Aim. Output the lines that follow exactly as they are.

=======

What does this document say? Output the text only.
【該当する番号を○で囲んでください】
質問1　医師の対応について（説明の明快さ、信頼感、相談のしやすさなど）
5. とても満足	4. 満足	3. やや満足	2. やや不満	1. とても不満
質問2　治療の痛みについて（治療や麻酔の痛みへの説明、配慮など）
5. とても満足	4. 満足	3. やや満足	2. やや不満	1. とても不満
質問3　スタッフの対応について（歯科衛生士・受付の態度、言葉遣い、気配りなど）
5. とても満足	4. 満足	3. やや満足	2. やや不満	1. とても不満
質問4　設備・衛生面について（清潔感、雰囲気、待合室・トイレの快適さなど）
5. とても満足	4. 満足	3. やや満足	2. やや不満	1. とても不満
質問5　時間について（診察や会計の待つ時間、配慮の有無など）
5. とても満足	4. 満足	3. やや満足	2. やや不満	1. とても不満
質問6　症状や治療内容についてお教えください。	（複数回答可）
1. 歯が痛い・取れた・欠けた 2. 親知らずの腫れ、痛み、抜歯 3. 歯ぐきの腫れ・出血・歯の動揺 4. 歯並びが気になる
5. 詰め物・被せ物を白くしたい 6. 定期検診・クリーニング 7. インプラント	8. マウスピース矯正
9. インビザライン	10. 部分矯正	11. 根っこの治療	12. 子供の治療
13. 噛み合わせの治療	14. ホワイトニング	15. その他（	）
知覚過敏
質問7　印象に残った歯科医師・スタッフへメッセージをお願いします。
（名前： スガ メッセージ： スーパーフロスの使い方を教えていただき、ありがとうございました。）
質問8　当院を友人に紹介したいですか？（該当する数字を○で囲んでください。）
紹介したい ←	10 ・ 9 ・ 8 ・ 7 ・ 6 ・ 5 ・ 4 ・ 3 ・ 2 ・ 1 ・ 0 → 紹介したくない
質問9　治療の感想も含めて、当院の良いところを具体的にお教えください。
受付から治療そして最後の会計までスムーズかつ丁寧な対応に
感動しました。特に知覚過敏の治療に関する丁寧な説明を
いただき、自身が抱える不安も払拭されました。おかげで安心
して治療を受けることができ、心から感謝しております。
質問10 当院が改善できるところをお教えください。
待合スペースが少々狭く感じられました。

=======

Answer to the problem.
What does this document say? Output the text only.
【該当する番号を○で囲んでください】
質問1　医師の対応について（説明の明快さ、信頼感、相談のしやすさなど）
5. とても満足	4. 満足	3. やや満足	2. やや不満	1. とても不満
質問2　治療の痛みについて（治療や麻酔の痛みへの説明、配慮など）
5. とても満足	4. 満足	3. やや満足	2. やや不満	1. とても不満
質問3　スタッフの対応について（歯科衛生士・受付の態度、言葉遣い、気配りなど）
5. とても満足	4. 満足	3. やや満足	2. やや不満	1. とても不満
質問4　設備・衛生面について（清潔感、雰囲気、待合室・トイレの快適さなど）
5. とても満足	4. 満足	3. やや満足	2. やや不満	1. とても不満
質問5　時間について（診察や会計の待つ時間、配慮の有無など）
5. とても満足	4. 満足	3. やや満足	2. やや不満	1. とても不満
質問6　症状や治療内容についてお教えください。	（複数回答可）
1. 歯が痛い・取れた・欠けた 2. 親知らずの腫れ、痛み、抜歯 3. 歯ぐきの腫れ・出血・歯の動揺 4. 歯並びが気になる
5. 詰め物・被せ物を白くしたい 6. 定期検診・クリーニング 7. インプラント	8. マウスピース矯正
9. インビザライン	10. 部分矯正	11. 根っこの治療	12. 子供の治療
13. 噛み合わせの治療	14. ホワイトニング	15. その他（	）
知覚過敏
質問7　印象に残った歯科医師・スタッフへメッセージをお願いします。
（名前： スガ メッセージ： スーパーフロスの使い方を教えていただき、ありがとうございました。）
質問8　当院を友人に紹介したいですか？（該当する数字を○で囲んでください。）
紹介したい ←	10 ・ 9 ・ 8 ・ 7 ・ 6 ・ 5 ・ 4 ・ 3 ・ 2 ・ 1 ・ 0 → 紹介したくない
質問9　治療の感想も含めて、当院の良いところを具体的にお教えください。
受付から治療そして最後の会計までスムーズかつ丁寧な対応に
感動しました。特に知覚過敏の治療に関する丁寧な説明を
いただき、自身が抱える不安も払拭されました。おかげで安心
して治療を受けることができ、心から感謝しております。
質問10 当院が改善できるところをお教えください。
待合スペースが少々狭く感じられました。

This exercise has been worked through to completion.